Data items:
──────────────────────────────

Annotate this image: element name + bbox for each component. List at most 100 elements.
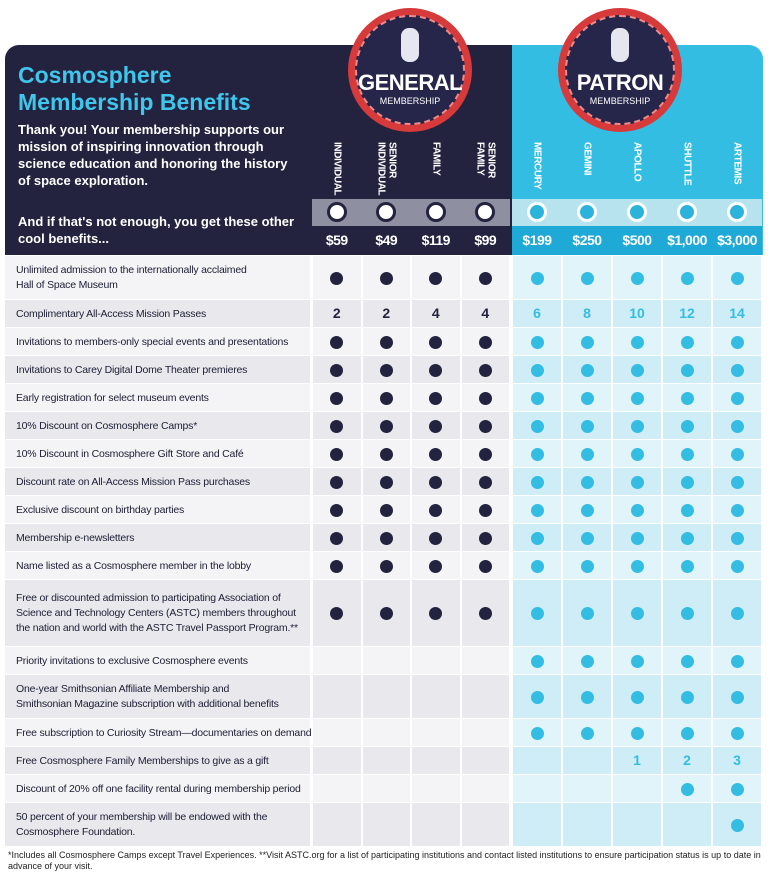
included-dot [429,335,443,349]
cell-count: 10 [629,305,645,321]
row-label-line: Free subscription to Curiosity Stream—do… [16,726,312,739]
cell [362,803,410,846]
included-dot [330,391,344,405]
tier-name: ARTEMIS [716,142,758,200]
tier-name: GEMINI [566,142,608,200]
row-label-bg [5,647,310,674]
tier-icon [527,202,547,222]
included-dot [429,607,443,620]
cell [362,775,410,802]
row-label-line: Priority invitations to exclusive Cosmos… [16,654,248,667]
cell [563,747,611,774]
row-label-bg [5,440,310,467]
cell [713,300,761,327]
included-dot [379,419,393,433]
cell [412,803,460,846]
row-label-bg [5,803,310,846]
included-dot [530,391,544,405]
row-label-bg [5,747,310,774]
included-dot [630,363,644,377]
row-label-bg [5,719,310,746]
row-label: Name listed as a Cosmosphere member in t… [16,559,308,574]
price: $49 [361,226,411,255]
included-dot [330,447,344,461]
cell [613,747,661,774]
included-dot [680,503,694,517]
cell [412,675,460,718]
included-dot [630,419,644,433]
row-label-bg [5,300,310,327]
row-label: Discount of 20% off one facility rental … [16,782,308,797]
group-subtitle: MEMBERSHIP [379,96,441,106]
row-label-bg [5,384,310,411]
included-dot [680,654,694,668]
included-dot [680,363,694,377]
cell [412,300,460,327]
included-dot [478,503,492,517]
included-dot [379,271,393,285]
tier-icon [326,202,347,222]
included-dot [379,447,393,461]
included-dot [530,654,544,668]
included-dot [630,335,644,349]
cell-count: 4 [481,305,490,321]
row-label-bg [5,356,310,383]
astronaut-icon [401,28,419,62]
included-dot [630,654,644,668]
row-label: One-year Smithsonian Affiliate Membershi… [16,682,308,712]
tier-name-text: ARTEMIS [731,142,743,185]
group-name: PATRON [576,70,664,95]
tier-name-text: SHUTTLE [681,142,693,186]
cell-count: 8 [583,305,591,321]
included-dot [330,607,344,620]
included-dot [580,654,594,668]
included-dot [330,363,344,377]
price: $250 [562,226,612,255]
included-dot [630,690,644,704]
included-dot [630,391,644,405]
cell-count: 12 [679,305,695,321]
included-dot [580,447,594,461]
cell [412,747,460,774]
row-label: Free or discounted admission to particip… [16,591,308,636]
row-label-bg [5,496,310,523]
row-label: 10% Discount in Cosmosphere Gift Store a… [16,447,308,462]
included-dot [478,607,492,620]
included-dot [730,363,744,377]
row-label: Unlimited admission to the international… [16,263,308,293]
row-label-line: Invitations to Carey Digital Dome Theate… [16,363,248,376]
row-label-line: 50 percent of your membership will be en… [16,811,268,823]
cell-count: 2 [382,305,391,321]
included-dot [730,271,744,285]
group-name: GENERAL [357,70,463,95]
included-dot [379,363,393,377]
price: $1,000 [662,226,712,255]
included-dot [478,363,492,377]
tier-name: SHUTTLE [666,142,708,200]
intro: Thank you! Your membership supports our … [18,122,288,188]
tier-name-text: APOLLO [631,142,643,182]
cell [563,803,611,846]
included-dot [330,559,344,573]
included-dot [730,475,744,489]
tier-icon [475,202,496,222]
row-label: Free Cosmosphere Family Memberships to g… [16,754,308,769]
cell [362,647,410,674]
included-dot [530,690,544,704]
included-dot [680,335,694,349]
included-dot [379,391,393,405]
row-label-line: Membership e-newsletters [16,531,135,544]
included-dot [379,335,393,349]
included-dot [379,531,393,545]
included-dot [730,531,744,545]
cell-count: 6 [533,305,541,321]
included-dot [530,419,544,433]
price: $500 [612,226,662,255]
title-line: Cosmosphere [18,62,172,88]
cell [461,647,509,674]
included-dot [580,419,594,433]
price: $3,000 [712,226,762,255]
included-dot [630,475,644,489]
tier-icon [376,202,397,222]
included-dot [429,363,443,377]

──────────────────────────────

Locate every line in the data above that contains the string "ARTEMIS", and copy each one.

tier-name: ARTEMIS [716,142,758,200]
tier-name-text: ARTEMIS [731,142,743,185]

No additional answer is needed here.